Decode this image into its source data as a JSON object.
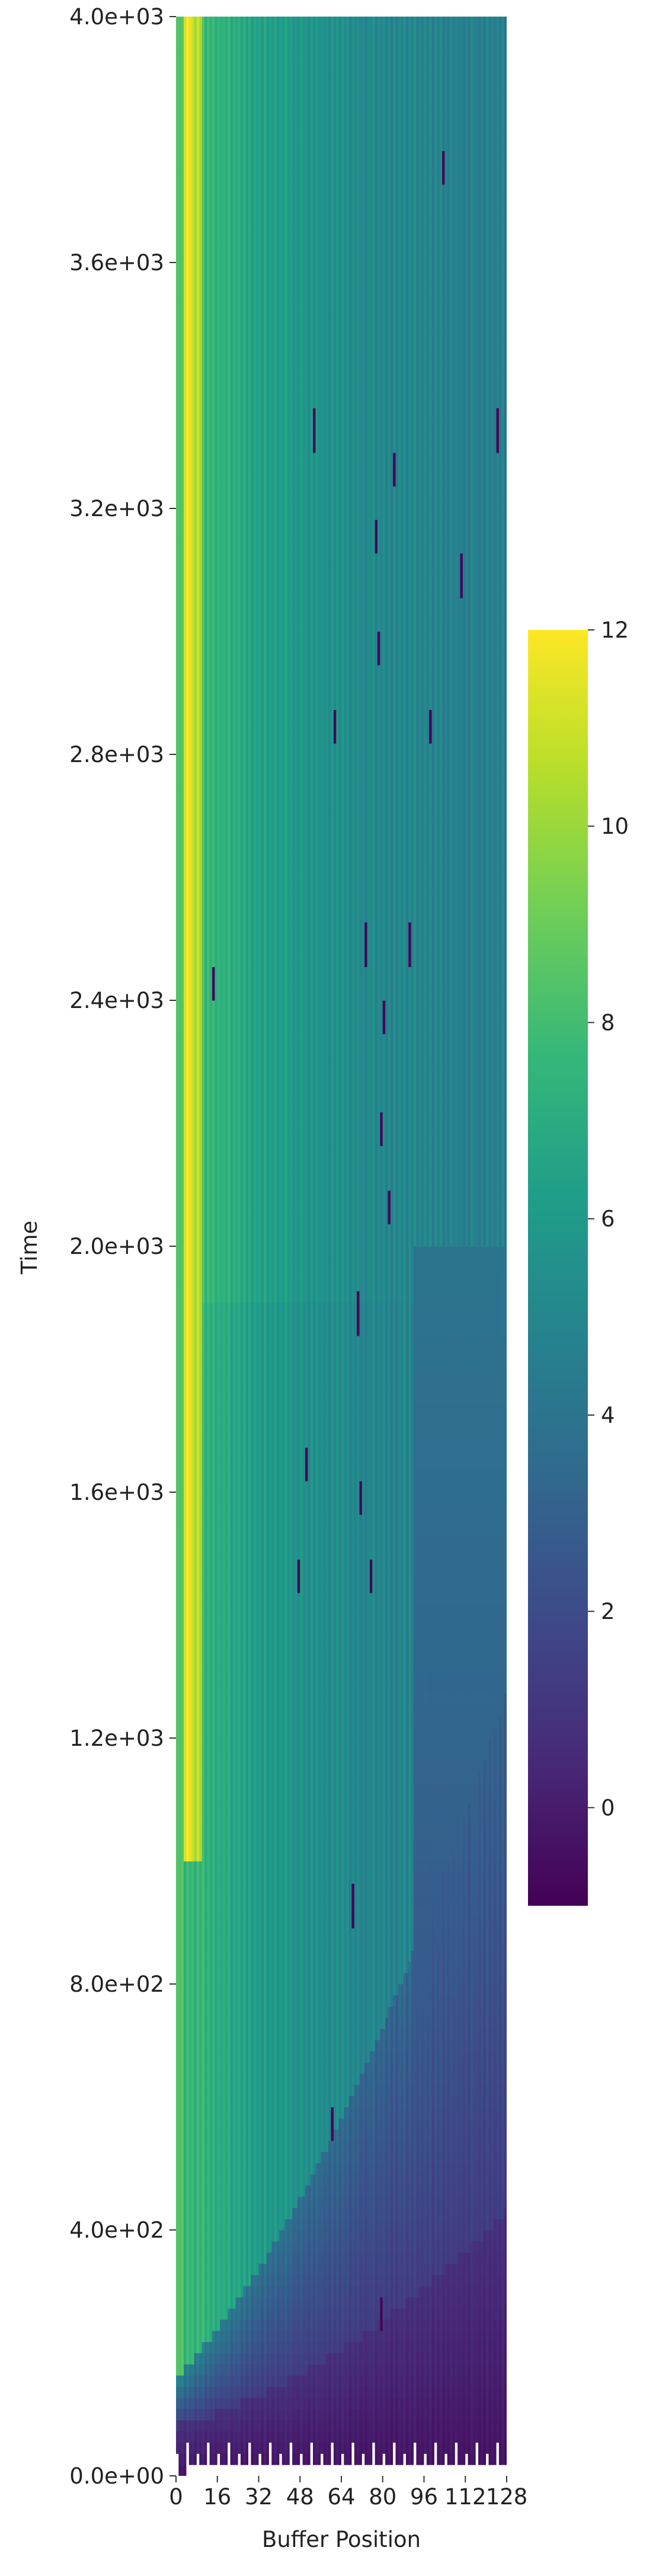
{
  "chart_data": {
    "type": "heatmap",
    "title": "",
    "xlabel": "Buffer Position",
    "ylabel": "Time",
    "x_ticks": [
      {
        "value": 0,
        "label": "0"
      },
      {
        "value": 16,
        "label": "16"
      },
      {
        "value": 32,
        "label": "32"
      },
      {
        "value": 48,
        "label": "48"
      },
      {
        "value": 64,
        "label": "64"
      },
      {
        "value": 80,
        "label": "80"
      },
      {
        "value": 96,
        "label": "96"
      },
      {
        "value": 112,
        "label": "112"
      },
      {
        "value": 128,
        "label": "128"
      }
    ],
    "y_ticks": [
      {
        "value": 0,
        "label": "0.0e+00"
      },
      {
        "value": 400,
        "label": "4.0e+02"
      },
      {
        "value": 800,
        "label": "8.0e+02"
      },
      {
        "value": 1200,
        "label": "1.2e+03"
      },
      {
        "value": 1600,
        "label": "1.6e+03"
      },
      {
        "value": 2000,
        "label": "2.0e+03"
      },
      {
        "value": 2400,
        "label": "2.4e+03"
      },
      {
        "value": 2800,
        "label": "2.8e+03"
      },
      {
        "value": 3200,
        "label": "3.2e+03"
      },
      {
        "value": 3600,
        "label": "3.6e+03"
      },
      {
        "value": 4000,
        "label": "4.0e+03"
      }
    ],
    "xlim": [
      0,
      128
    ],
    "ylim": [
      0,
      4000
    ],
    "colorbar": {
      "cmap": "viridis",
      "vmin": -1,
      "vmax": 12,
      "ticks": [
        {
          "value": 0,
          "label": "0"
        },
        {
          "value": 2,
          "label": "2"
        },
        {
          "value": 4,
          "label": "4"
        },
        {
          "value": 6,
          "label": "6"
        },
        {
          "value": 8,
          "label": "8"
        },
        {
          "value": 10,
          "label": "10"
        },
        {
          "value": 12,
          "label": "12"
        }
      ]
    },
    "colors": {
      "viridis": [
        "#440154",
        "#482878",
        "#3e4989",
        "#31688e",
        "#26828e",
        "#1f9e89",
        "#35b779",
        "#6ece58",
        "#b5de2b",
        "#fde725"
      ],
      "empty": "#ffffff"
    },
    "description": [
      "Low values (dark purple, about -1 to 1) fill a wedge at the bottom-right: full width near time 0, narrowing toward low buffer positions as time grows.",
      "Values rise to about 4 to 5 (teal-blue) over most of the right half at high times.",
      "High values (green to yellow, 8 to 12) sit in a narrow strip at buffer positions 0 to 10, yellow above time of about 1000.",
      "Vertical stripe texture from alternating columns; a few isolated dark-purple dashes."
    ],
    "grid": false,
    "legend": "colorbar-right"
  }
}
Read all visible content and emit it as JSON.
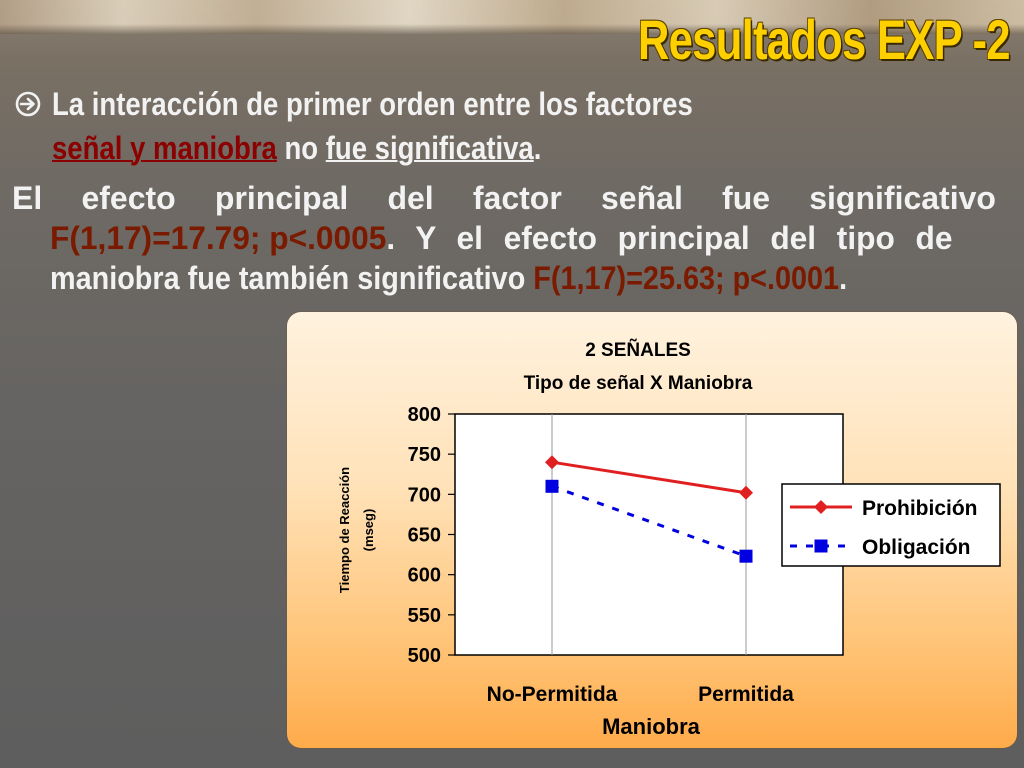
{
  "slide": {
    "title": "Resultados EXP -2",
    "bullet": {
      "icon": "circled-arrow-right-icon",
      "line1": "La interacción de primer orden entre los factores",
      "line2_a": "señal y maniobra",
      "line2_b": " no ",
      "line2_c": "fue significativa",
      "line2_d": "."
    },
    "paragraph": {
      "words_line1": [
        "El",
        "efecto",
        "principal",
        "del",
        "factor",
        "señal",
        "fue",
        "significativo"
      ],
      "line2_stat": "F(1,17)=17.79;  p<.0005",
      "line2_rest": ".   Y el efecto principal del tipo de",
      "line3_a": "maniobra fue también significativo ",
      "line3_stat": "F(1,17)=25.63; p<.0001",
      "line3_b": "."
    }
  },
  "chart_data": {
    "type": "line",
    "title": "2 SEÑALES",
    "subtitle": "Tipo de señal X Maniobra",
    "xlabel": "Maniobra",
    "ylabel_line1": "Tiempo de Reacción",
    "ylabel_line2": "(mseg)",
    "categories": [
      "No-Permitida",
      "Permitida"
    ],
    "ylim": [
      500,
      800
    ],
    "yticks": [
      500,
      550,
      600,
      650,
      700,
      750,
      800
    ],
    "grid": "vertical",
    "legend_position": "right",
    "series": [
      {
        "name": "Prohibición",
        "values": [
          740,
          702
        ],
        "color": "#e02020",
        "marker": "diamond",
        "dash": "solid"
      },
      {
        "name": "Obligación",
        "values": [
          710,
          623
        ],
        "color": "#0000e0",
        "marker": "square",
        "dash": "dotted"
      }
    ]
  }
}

■ WHAT THE EXERCISE ASKS
Count each line where the string "significativo" occurs, and write only the number.

■ COMPLETED EXERCISE
2